_Given problem_
State how many lines of the data contain the word "ylabel", and write nothing besides the number.

A run of records

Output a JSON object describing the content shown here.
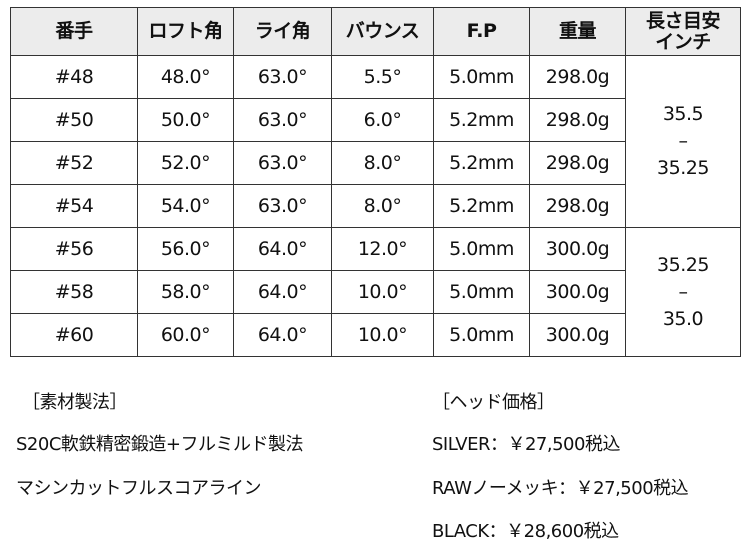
{
  "table": {
    "headers": [
      "番手",
      "ロフト角",
      "ライ角",
      "バウンス",
      "F.P",
      "重量",
      "長さ目安",
      "インチ"
    ],
    "rows": [
      [
        "#48",
        "48.0°",
        "63.0°",
        "5.5°",
        "5.0mm",
        "298.0g"
      ],
      [
        "#50",
        "50.0°",
        "63.0°",
        "6.0°",
        "5.2mm",
        "298.0g"
      ],
      [
        "#52",
        "52.0°",
        "63.0°",
        "8.0°",
        "5.2mm",
        "298.0g"
      ],
      [
        "#54",
        "54.0°",
        "63.0°",
        "8.0°",
        "5.2mm",
        "298.0g"
      ],
      [
        "#56",
        "56.0°",
        "64.0°",
        "12.0°",
        "5.0mm",
        "300.0g"
      ],
      [
        "#58",
        "58.0°",
        "64.0°",
        "10.0°",
        "5.0mm",
        "300.0g"
      ],
      [
        "#60",
        "60.0°",
        "64.0°",
        "10.0°",
        "5.0mm",
        "300.0g"
      ]
    ],
    "length_groups": [
      {
        "from": "35.5",
        "dash": "–",
        "to": "35.25"
      },
      {
        "from": "35.25",
        "dash": "–",
        "to": "35.0"
      }
    ]
  },
  "material": {
    "heading": "［素材製法］",
    "lines": [
      "S20C軟鉄精密鍛造+フルミルド製法",
      "マシンカットフルスコアライン"
    ]
  },
  "price": {
    "heading": "［ヘッド価格］",
    "lines": [
      "SILVER：￥27,500税込",
      "RAWノーメッキ：￥27,500税込",
      "BLACK：￥28,600税込"
    ]
  }
}
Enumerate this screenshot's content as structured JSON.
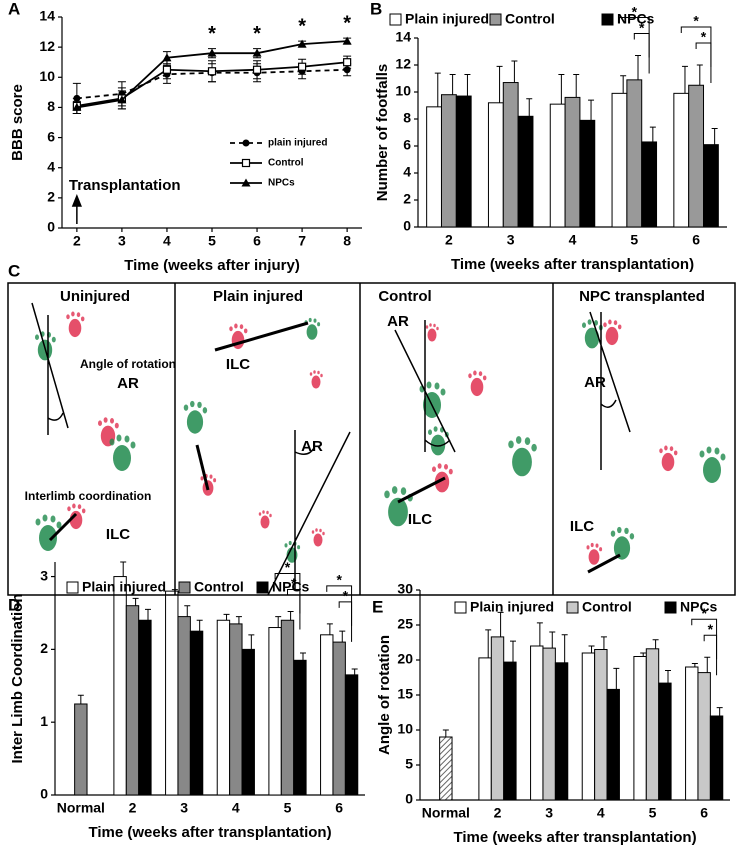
{
  "chart_data": [
    {
      "type": "line",
      "panel_label": "A",
      "ylabel": "BBB score",
      "xlabel": "Time (weeks after injury)",
      "x": [
        2,
        3,
        4,
        5,
        6,
        7,
        8
      ],
      "xlim": [
        1.67,
        8.33
      ],
      "xticks": [
        2,
        3,
        4,
        5,
        6,
        7,
        8
      ],
      "ylim": [
        0,
        14
      ],
      "yticks": [
        0,
        2,
        4,
        6,
        8,
        10,
        12,
        14
      ],
      "series": [
        {
          "name": "plain injured",
          "color": "#000000",
          "dash": true,
          "marker": "circle",
          "values": [
            8.6,
            8.9,
            10.2,
            10.3,
            10.3,
            10.4,
            10.5
          ],
          "errors": [
            1.0,
            0.8,
            0.6,
            0.6,
            0.6,
            0.5,
            0.4
          ]
        },
        {
          "name": "Control",
          "color": "#000000",
          "dash": false,
          "marker": "square",
          "values": [
            8.1,
            8.6,
            10.5,
            10.4,
            10.5,
            10.7,
            11.0
          ],
          "errors": [
            0.5,
            0.7,
            0.6,
            0.7,
            0.6,
            0.5,
            0.4
          ]
        },
        {
          "name": "NPCs",
          "color": "#000000",
          "dash": false,
          "marker": "triangle",
          "values": [
            8.0,
            8.5,
            11.3,
            11.6,
            11.6,
            12.2,
            12.4
          ],
          "errors": [
            0.4,
            0.6,
            0.4,
            0.3,
            0.3,
            0.2,
            0.2
          ]
        }
      ],
      "annotations": [
        {
          "text": "*",
          "x": 5
        },
        {
          "text": "*",
          "x": 6
        },
        {
          "text": "*",
          "x": 7
        },
        {
          "text": "*",
          "x": 8
        }
      ],
      "arrow_annotation": {
        "text": "Transplantation",
        "x": 2
      }
    },
    {
      "type": "bar",
      "panel_label": "B",
      "ylabel": "Number of footfalls",
      "xlabel": "Time (weeks after transplantation)",
      "categories": [
        "2",
        "3",
        "4",
        "5",
        "6"
      ],
      "ylim": [
        0,
        14
      ],
      "yticks": [
        0,
        2,
        4,
        6,
        8,
        10,
        12,
        14
      ],
      "series": [
        {
          "name": "Plain injured",
          "color": "#ffffff",
          "values": [
            8.9,
            9.2,
            9.1,
            9.9,
            9.9
          ],
          "errors": [
            2.5,
            2.7,
            2.2,
            1.3,
            2.0
          ]
        },
        {
          "name": "Control",
          "color": "#999999",
          "values": [
            9.8,
            10.7,
            9.6,
            10.9,
            10.5
          ],
          "errors": [
            1.5,
            1.6,
            1.7,
            1.8,
            1.5
          ]
        },
        {
          "name": "NPCs",
          "color": "#000000",
          "values": [
            9.7,
            8.2,
            7.9,
            6.3,
            6.1
          ],
          "errors": [
            1.6,
            1.3,
            1.5,
            1.1,
            1.2
          ]
        }
      ],
      "significance": [
        {
          "label": "*",
          "category": 3,
          "series": [
            0,
            2
          ]
        },
        {
          "label": "*",
          "category": 3,
          "series": [
            1,
            2
          ]
        },
        {
          "label": "*",
          "category": 4,
          "series": [
            0,
            2
          ]
        },
        {
          "label": "*",
          "category": 4,
          "series": [
            1,
            2
          ]
        }
      ]
    },
    {
      "type": "bar",
      "panel_label": "D",
      "ylabel": "Inter Limb Coordination",
      "xlabel": "Time (weeks after transplantation)",
      "categories": [
        "Normal",
        "2",
        "3",
        "4",
        "5",
        "6"
      ],
      "ylim": [
        0,
        3.2
      ],
      "yticks": [
        0,
        1,
        2,
        3
      ],
      "normal": {
        "value": 1.25,
        "error": 0.12,
        "color": "#888888"
      },
      "series": [
        {
          "name": "Plain injured",
          "color": "#ffffff",
          "values": [
            null,
            3.0,
            2.8,
            2.4,
            2.3,
            2.2
          ],
          "errors": [
            null,
            0.2,
            0.02,
            0.08,
            0.15,
            0.15
          ]
        },
        {
          "name": "Control",
          "color": "#888888",
          "values": [
            null,
            2.6,
            2.45,
            2.35,
            2.4,
            2.1
          ],
          "errors": [
            null,
            0.1,
            0.15,
            0.1,
            0.12,
            0.15
          ]
        },
        {
          "name": "NPCs",
          "color": "#000000",
          "values": [
            null,
            2.4,
            2.25,
            2.0,
            1.85,
            1.65
          ],
          "errors": [
            null,
            0.15,
            0.15,
            0.2,
            0.1,
            0.08
          ]
        }
      ],
      "significance": [
        {
          "label": "*",
          "category": 4,
          "series": [
            0,
            2
          ]
        },
        {
          "label": "*",
          "category": 4,
          "series": [
            1,
            2
          ]
        },
        {
          "label": "*",
          "category": 5,
          "series": [
            0,
            2
          ]
        },
        {
          "label": "*",
          "category": 5,
          "series": [
            1,
            2
          ]
        }
      ]
    },
    {
      "type": "bar",
      "panel_label": "E",
      "ylabel": "Angle of rotation",
      "xlabel": "Time (weeks after transplantation)",
      "categories": [
        "Normal",
        "2",
        "3",
        "4",
        "5",
        "6"
      ],
      "ylim": [
        0,
        30
      ],
      "yticks": [
        0,
        5,
        10,
        15,
        20,
        25,
        30
      ],
      "normal": {
        "value": 9,
        "error": 1,
        "color": "#888888",
        "pattern": "hatch"
      },
      "series": [
        {
          "name": "Plain injured",
          "color": "#ffffff",
          "values": [
            null,
            20.3,
            22,
            21,
            20.5,
            19
          ],
          "errors": [
            null,
            4,
            3.3,
            1,
            0.5,
            0.5
          ]
        },
        {
          "name": "Control",
          "color": "#c8c8c8",
          "values": [
            null,
            23.3,
            21.7,
            21.5,
            21.6,
            18.2
          ],
          "errors": [
            null,
            3.5,
            2.3,
            1.8,
            1.3,
            2.2
          ]
        },
        {
          "name": "NPCs",
          "color": "#000000",
          "values": [
            null,
            19.7,
            19.6,
            15.8,
            16.7,
            12
          ],
          "errors": [
            null,
            3,
            4,
            3,
            1.8,
            1.2
          ]
        }
      ],
      "significance": [
        {
          "label": "*",
          "category": 5,
          "series": [
            0,
            2
          ]
        },
        {
          "label": "*",
          "category": 5,
          "series": [
            1,
            2
          ]
        }
      ]
    }
  ],
  "panel_c": {
    "panel_label": "C",
    "panels": [
      {
        "title": "Uninjured",
        "labels": [
          "Angle of rotation",
          "AR",
          "Interlimb coordination",
          "ILC"
        ]
      },
      {
        "title": "Plain injured",
        "labels": [
          "ILC",
          "AR"
        ]
      },
      {
        "title": "Control",
        "labels": [
          "AR",
          "ILC"
        ]
      },
      {
        "title": "NPC transplanted",
        "labels": [
          "AR",
          "ILC"
        ]
      }
    ]
  }
}
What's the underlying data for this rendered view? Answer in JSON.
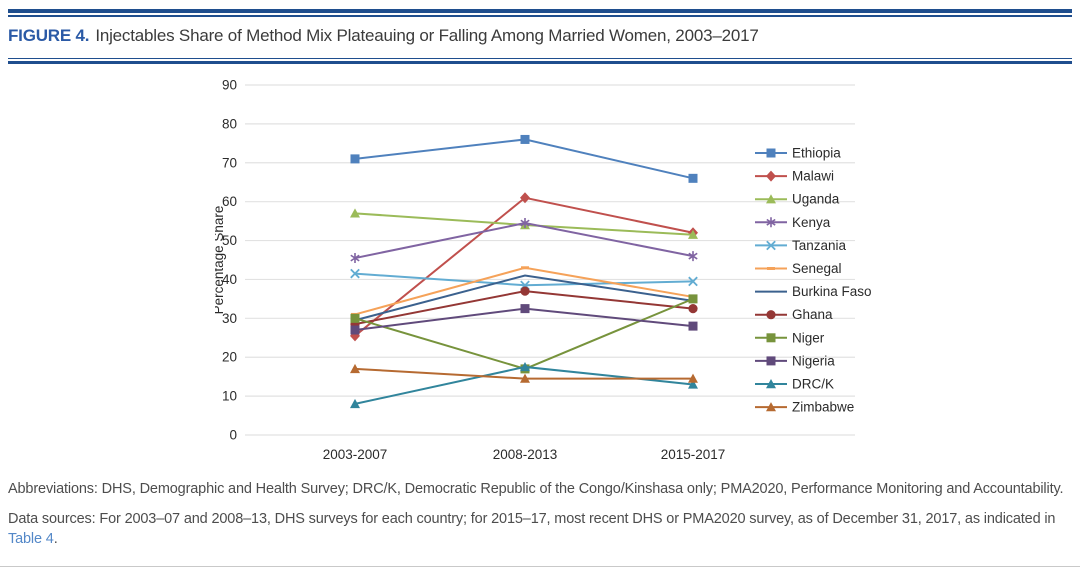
{
  "header": {
    "figure_label": "FIGURE 4.",
    "title": "Injectables Share of Method Mix Plateauing or Falling Among Married Women, 2003–2017"
  },
  "chart_data": {
    "type": "line",
    "categories": [
      "2003-2007",
      "2008-2013",
      "2015-2017"
    ],
    "xlabel": "",
    "ylabel": "Percentage Share",
    "ylim": [
      0,
      90
    ],
    "ytick_step": 10,
    "grid": true,
    "legend_position": "right",
    "series": [
      {
        "name": "Ethiopia",
        "values": [
          71,
          76,
          66
        ],
        "color": "#4F81BD",
        "marker": "square"
      },
      {
        "name": "Malawi",
        "values": [
          25.5,
          61,
          52
        ],
        "color": "#C0504D",
        "marker": "diamond"
      },
      {
        "name": "Uganda",
        "values": [
          57,
          54,
          51.5
        ],
        "color": "#9BBB59",
        "marker": "triangle"
      },
      {
        "name": "Kenya",
        "values": [
          45.5,
          54.5,
          46
        ],
        "color": "#8064A2",
        "marker": "asterisk"
      },
      {
        "name": "Tanzania",
        "values": [
          41.5,
          38.5,
          39.5
        ],
        "color": "#62ACD2",
        "marker": "x"
      },
      {
        "name": "Senegal",
        "values": [
          31,
          43,
          35.5
        ],
        "color": "#F5A259",
        "marker": "dash"
      },
      {
        "name": "Burkina Faso",
        "values": [
          29.5,
          41,
          34.5
        ],
        "color": "#3B618E",
        "marker": "none"
      },
      {
        "name": "Ghana",
        "values": [
          28.5,
          37,
          32.5
        ],
        "color": "#943735",
        "marker": "circle"
      },
      {
        "name": "Niger",
        "values": [
          30,
          17,
          35
        ],
        "color": "#77933C",
        "marker": "square"
      },
      {
        "name": "Nigeria",
        "values": [
          27,
          32.5,
          28
        ],
        "color": "#604A7B",
        "marker": "square"
      },
      {
        "name": "DRC/K",
        "values": [
          8,
          17.5,
          13
        ],
        "color": "#31859C",
        "marker": "triangle"
      },
      {
        "name": "Zimbabwe",
        "values": [
          17,
          14.5,
          14.5
        ],
        "color": "#B66A31",
        "marker": "triangle"
      }
    ]
  },
  "footer": {
    "abbreviations": "Abbreviations: DHS, Demographic and Health Survey; DRC/K, Democratic Republic of the Congo/Kinshasa only; PMA2020, Performance Monitoring and Accountability.",
    "data_sources_prefix": "Data sources: For 2003–07 and 2008–13, DHS surveys for each country; for 2015–17, most recent DHS or PMA2020 survey, as of December 31, 2017, as indicated in ",
    "table_link": "Table 4",
    "data_sources_suffix": "."
  },
  "colors": {
    "accent_rule_blue": "#1F4E8E",
    "figure_label_blue": "#2B5AA6",
    "link_blue": "#5488C8",
    "gridline_gray": "#E2E2E2",
    "axis_text": "#2b2b2b"
  }
}
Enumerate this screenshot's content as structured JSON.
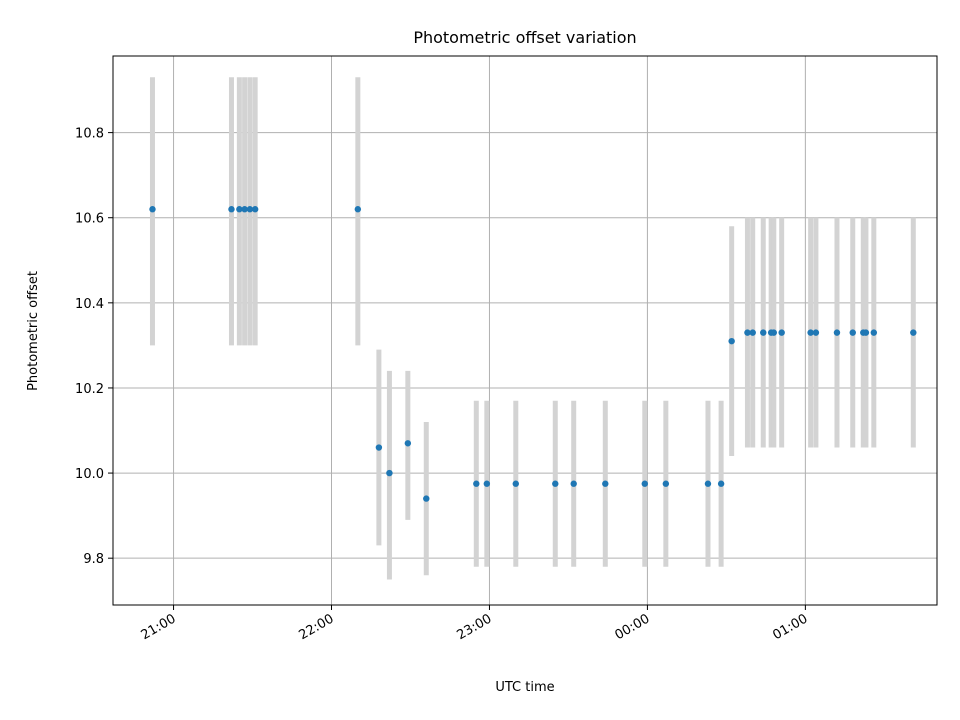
{
  "chart_data": {
    "type": "scatter",
    "title": "Photometric offset variation",
    "xlabel": "UTC time",
    "ylabel": "Photometric offset",
    "x_axis": "time",
    "x_ticks": [
      "21:00",
      "22:00",
      "23:00",
      "00:00",
      "01:00"
    ],
    "y_ticks": [
      "9.8",
      "10.0",
      "10.2",
      "10.4",
      "10.6",
      "10.8"
    ],
    "xlim": [
      "20:37",
      "01:50"
    ],
    "ylim": [
      9.69,
      10.98
    ],
    "grid": true,
    "errorbar_color": "#d3d3d3",
    "marker_color": "#1f77b4",
    "points": [
      {
        "time": "20:52",
        "y": 10.62,
        "ylow": 10.3,
        "yhigh": 10.93
      },
      {
        "time": "21:22",
        "y": 10.62,
        "ylow": 10.3,
        "yhigh": 10.93
      },
      {
        "time": "21:25",
        "y": 10.62,
        "ylow": 10.3,
        "yhigh": 10.93
      },
      {
        "time": "21:27",
        "y": 10.62,
        "ylow": 10.3,
        "yhigh": 10.93
      },
      {
        "time": "21:29",
        "y": 10.62,
        "ylow": 10.3,
        "yhigh": 10.93
      },
      {
        "time": "21:31",
        "y": 10.62,
        "ylow": 10.3,
        "yhigh": 10.93
      },
      {
        "time": "22:10",
        "y": 10.62,
        "ylow": 10.3,
        "yhigh": 10.93
      },
      {
        "time": "22:18",
        "y": 10.06,
        "ylow": 9.83,
        "yhigh": 10.29
      },
      {
        "time": "22:22",
        "y": 10.0,
        "ylow": 9.75,
        "yhigh": 10.24
      },
      {
        "time": "22:29",
        "y": 10.07,
        "ylow": 9.89,
        "yhigh": 10.24
      },
      {
        "time": "22:36",
        "y": 9.94,
        "ylow": 9.76,
        "yhigh": 10.12
      },
      {
        "time": "22:55",
        "y": 9.975,
        "ylow": 9.78,
        "yhigh": 10.17
      },
      {
        "time": "22:59",
        "y": 9.975,
        "ylow": 9.78,
        "yhigh": 10.17
      },
      {
        "time": "23:10",
        "y": 9.975,
        "ylow": 9.78,
        "yhigh": 10.17
      },
      {
        "time": "23:25",
        "y": 9.975,
        "ylow": 9.78,
        "yhigh": 10.17
      },
      {
        "time": "23:32",
        "y": 9.975,
        "ylow": 9.78,
        "yhigh": 10.17
      },
      {
        "time": "23:44",
        "y": 9.975,
        "ylow": 9.78,
        "yhigh": 10.17
      },
      {
        "time": "23:59",
        "y": 9.975,
        "ylow": 9.78,
        "yhigh": 10.17
      },
      {
        "time": "00:07",
        "y": 9.975,
        "ylow": 9.78,
        "yhigh": 10.17
      },
      {
        "time": "00:23",
        "y": 9.975,
        "ylow": 9.78,
        "yhigh": 10.17
      },
      {
        "time": "00:28",
        "y": 9.975,
        "ylow": 9.78,
        "yhigh": 10.17
      },
      {
        "time": "00:32",
        "y": 10.31,
        "ylow": 10.04,
        "yhigh": 10.58
      },
      {
        "time": "00:38",
        "y": 10.33,
        "ylow": 10.06,
        "yhigh": 10.6
      },
      {
        "time": "00:40",
        "y": 10.33,
        "ylow": 10.06,
        "yhigh": 10.6
      },
      {
        "time": "00:44",
        "y": 10.33,
        "ylow": 10.06,
        "yhigh": 10.6
      },
      {
        "time": "00:47",
        "y": 10.33,
        "ylow": 10.06,
        "yhigh": 10.6
      },
      {
        "time": "00:48",
        "y": 10.33,
        "ylow": 10.06,
        "yhigh": 10.6
      },
      {
        "time": "00:51",
        "y": 10.33,
        "ylow": 10.06,
        "yhigh": 10.6
      },
      {
        "time": "01:02",
        "y": 10.33,
        "ylow": 10.06,
        "yhigh": 10.6
      },
      {
        "time": "01:04",
        "y": 10.33,
        "ylow": 10.06,
        "yhigh": 10.6
      },
      {
        "time": "01:12",
        "y": 10.33,
        "ylow": 10.06,
        "yhigh": 10.6
      },
      {
        "time": "01:18",
        "y": 10.33,
        "ylow": 10.06,
        "yhigh": 10.6
      },
      {
        "time": "01:22",
        "y": 10.33,
        "ylow": 10.06,
        "yhigh": 10.6
      },
      {
        "time": "01:23",
        "y": 10.33,
        "ylow": 10.06,
        "yhigh": 10.6
      },
      {
        "time": "01:26",
        "y": 10.33,
        "ylow": 10.06,
        "yhigh": 10.6
      },
      {
        "time": "01:41",
        "y": 10.33,
        "ylow": 10.06,
        "yhigh": 10.6
      }
    ]
  }
}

_Written reply_
6